Stated task — Omit all pictures. Copy the rest of the material exactly.

Information shown —
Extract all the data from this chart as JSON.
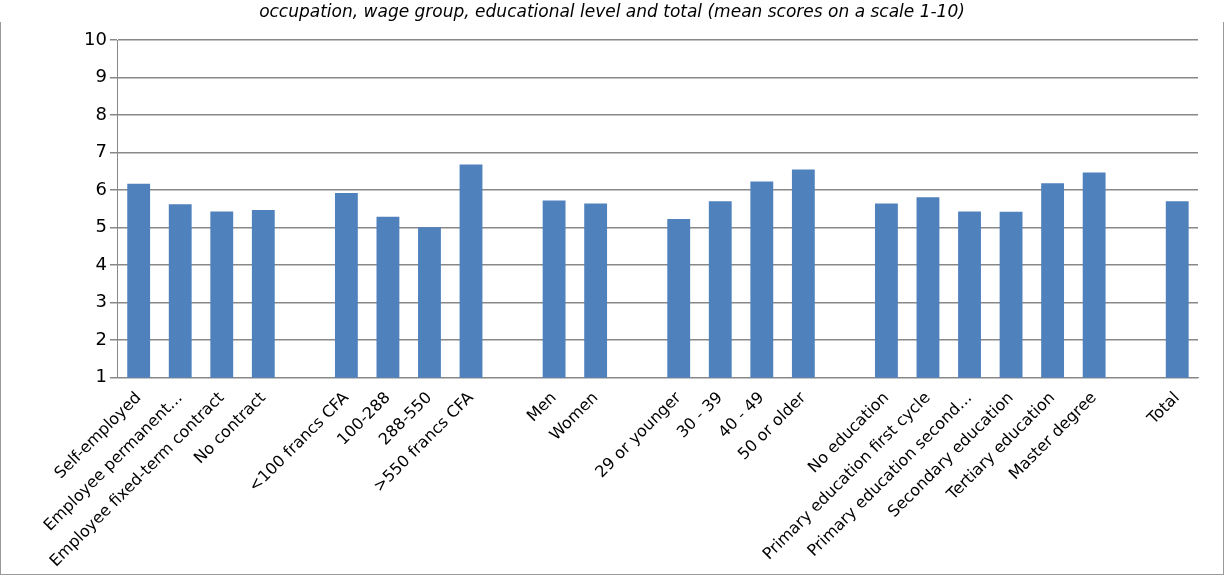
{
  "chart_data": {
    "type": "bar",
    "title": "occupation, wage group, educational level and total (mean scores on a scale 1-10)",
    "categories": [
      "Self-employed",
      "Employee permanent…",
      "Employee fixed-term contract",
      "No contract",
      null,
      "<100 francs CFA",
      "100-288",
      "288-550",
      ">550 francs CFA",
      null,
      "Men",
      "Women",
      null,
      "29 or younger",
      "30 - 39",
      "40 - 49",
      "50 or older",
      null,
      "No education",
      "Primary education first cycle",
      "Primary education second…",
      "Secondary education",
      "Tertiary education",
      "Master degree",
      null,
      "Total"
    ],
    "values": [
      6.17,
      5.62,
      5.43,
      5.47,
      null,
      5.92,
      5.29,
      5.01,
      6.68,
      null,
      5.72,
      5.64,
      null,
      5.23,
      5.7,
      6.23,
      6.55,
      null,
      5.64,
      5.81,
      5.43,
      5.42,
      6.18,
      6.47,
      null,
      5.7
    ],
    "color": "#4f81bd",
    "ylim": [
      1,
      10
    ],
    "yticks": [
      1,
      2,
      3,
      4,
      5,
      6,
      7,
      8,
      9,
      10
    ],
    "grid": "y",
    "legend": false
  }
}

Answer to this task —
Extract all the data from this chart as JSON.
{
  "chart_data": {
    "type": "bar",
    "title": "occupation, wage group, educational level and total (mean scores on a scale 1-10)",
    "categories": [
      "Self-employed",
      "Employee permanent…",
      "Employee fixed-term contract",
      "No contract",
      null,
      "<100 francs CFA",
      "100-288",
      "288-550",
      ">550 francs CFA",
      null,
      "Men",
      "Women",
      null,
      "29 or younger",
      "30 - 39",
      "40 - 49",
      "50 or older",
      null,
      "No education",
      "Primary education first cycle",
      "Primary education second…",
      "Secondary education",
      "Tertiary education",
      "Master degree",
      null,
      "Total"
    ],
    "values": [
      6.17,
      5.62,
      5.43,
      5.47,
      null,
      5.92,
      5.29,
      5.01,
      6.68,
      null,
      5.72,
      5.64,
      null,
      5.23,
      5.7,
      6.23,
      6.55,
      null,
      5.64,
      5.81,
      5.43,
      5.42,
      6.18,
      6.47,
      null,
      5.7
    ],
    "color": "#4f81bd",
    "ylim": [
      1,
      10
    ],
    "yticks": [
      1,
      2,
      3,
      4,
      5,
      6,
      7,
      8,
      9,
      10
    ],
    "grid": "y",
    "legend": false
  }
}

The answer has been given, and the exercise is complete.